PROBLEM STATEMENT: Gather up every line from the entries below that uses the word "torch".

DATASET EXCERPTS:
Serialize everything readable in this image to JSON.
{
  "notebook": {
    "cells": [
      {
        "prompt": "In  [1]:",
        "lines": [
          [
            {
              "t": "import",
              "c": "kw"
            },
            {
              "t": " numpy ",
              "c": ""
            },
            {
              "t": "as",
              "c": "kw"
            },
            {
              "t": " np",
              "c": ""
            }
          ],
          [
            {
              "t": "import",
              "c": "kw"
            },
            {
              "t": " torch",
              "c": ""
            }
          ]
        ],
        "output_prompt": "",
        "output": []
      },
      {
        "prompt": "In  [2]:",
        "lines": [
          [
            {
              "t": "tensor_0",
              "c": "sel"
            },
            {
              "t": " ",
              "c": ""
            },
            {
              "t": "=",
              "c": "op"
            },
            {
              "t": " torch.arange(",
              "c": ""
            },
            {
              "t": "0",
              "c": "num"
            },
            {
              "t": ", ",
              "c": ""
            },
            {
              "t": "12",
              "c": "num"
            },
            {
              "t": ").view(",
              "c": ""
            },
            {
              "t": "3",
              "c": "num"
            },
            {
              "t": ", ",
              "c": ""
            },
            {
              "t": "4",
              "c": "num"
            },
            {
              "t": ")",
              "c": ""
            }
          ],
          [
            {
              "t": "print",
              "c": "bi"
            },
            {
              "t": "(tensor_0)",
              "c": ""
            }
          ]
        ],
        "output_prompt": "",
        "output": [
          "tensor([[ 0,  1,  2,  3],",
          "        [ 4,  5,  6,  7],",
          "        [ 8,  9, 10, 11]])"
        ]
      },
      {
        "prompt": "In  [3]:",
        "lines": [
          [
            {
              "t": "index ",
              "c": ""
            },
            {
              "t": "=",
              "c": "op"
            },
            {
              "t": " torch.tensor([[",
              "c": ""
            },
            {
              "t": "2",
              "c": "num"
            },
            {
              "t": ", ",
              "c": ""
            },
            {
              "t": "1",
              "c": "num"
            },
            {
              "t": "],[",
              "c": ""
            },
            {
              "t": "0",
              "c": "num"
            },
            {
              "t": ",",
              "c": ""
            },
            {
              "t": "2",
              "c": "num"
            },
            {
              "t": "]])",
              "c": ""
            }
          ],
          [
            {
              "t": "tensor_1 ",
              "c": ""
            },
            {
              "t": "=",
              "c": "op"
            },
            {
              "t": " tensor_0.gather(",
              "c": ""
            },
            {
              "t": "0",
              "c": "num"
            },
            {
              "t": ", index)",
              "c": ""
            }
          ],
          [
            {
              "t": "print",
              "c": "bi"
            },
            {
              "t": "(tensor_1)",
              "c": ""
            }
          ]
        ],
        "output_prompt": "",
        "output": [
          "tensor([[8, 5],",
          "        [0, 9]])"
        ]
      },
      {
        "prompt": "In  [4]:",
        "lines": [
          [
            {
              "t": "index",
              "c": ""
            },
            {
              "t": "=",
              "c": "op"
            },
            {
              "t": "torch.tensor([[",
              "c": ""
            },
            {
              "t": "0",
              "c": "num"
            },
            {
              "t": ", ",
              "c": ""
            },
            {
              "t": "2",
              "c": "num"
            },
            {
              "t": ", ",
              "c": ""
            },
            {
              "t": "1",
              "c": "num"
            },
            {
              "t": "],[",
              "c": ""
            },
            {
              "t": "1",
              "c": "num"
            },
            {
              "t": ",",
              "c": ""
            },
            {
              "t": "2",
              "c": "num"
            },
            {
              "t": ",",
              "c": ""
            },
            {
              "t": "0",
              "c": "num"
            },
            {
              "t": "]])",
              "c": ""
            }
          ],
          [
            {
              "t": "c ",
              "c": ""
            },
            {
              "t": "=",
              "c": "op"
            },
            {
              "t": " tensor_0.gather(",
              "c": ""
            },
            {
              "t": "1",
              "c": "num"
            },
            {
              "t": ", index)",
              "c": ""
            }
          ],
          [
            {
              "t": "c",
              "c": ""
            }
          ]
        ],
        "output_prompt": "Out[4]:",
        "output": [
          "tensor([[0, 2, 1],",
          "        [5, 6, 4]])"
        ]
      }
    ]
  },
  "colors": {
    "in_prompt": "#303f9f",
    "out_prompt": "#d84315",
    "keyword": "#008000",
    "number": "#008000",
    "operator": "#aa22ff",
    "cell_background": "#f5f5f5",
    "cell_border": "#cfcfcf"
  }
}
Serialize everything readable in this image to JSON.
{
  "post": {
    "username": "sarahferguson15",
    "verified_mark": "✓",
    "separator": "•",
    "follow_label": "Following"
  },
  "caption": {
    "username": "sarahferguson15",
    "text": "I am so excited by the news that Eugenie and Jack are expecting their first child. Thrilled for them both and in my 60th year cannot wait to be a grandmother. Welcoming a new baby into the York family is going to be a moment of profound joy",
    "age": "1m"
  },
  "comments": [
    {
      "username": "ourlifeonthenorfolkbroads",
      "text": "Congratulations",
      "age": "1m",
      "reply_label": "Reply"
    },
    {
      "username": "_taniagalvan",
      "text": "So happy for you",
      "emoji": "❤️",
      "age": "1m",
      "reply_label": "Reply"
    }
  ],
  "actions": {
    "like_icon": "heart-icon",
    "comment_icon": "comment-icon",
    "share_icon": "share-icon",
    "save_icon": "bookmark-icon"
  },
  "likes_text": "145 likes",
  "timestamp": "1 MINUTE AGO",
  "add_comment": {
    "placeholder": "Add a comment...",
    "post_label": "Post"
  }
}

WRITTEN RESPONSE:
              "t": " torch",
              "t": " torch.arange(",
              "t": " torch.tensor([[",
              "t": "torch.tensor([[",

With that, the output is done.